Extracted entries:
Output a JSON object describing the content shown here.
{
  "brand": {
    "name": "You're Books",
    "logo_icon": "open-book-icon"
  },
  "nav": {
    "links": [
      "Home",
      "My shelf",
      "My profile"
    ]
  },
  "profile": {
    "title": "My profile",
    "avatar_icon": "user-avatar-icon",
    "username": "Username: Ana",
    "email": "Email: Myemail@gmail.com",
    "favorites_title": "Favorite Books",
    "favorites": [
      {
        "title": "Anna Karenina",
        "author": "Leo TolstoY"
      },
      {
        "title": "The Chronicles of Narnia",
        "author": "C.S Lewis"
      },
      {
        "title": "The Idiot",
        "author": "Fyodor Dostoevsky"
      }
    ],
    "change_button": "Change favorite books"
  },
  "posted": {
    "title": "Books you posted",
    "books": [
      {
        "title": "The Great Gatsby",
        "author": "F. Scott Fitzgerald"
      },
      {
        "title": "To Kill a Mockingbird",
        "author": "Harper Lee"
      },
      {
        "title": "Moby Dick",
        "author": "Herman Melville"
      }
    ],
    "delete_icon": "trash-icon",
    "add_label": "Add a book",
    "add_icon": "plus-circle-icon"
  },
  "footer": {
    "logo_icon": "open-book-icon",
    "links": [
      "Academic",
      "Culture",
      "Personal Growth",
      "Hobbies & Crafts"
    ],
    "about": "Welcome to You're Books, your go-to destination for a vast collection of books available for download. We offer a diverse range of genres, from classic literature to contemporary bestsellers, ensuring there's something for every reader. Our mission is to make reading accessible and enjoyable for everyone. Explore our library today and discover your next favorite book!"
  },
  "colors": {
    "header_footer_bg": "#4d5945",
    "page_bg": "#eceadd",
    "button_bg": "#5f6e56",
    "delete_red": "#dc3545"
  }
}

Exercise instructions:
Write out the listing once more, matching it exactly.

Response below:
Output a JSON object describing the content shown here.
{
  "brand": {
    "name": "You're Books",
    "logo_icon": "open-book-icon"
  },
  "nav": {
    "links": [
      "Home",
      "My shelf",
      "My profile"
    ]
  },
  "profile": {
    "title": "My profile",
    "avatar_icon": "user-avatar-icon",
    "username": "Username: Ana",
    "email": "Email: Myemail@gmail.com",
    "favorites_title": "Favorite Books",
    "favorites": [
      {
        "title": "Anna Karenina",
        "author": "Leo TolstoY"
      },
      {
        "title": "The Chronicles of Narnia",
        "author": "C.S Lewis"
      },
      {
        "title": "The Idiot",
        "author": "Fyodor Dostoevsky"
      }
    ],
    "change_button": "Change favorite books"
  },
  "posted": {
    "title": "Books you posted",
    "books": [
      {
        "title": "The Great Gatsby",
        "author": "F. Scott Fitzgerald"
      },
      {
        "title": "To Kill a Mockingbird",
        "author": "Harper Lee"
      },
      {
        "title": "Moby Dick",
        "author": "Herman Melville"
      }
    ],
    "delete_icon": "trash-icon",
    "add_label": "Add a book",
    "add_icon": "plus-circle-icon"
  },
  "footer": {
    "logo_icon": "open-book-icon",
    "links": [
      "Academic",
      "Culture",
      "Personal Growth",
      "Hobbies & Crafts"
    ],
    "about": "Welcome to You're Books, your go-to destination for a vast collection of books available for download. We offer a diverse range of genres, from classic literature to contemporary bestsellers, ensuring there's something for every reader. Our mission is to make reading accessible and enjoyable for everyone. Explore our library today and discover your next favorite book!"
  },
  "colors": {
    "header_footer_bg": "#4d5945",
    "page_bg": "#eceadd",
    "button_bg": "#5f6e56",
    "delete_red": "#dc3545"
  }
}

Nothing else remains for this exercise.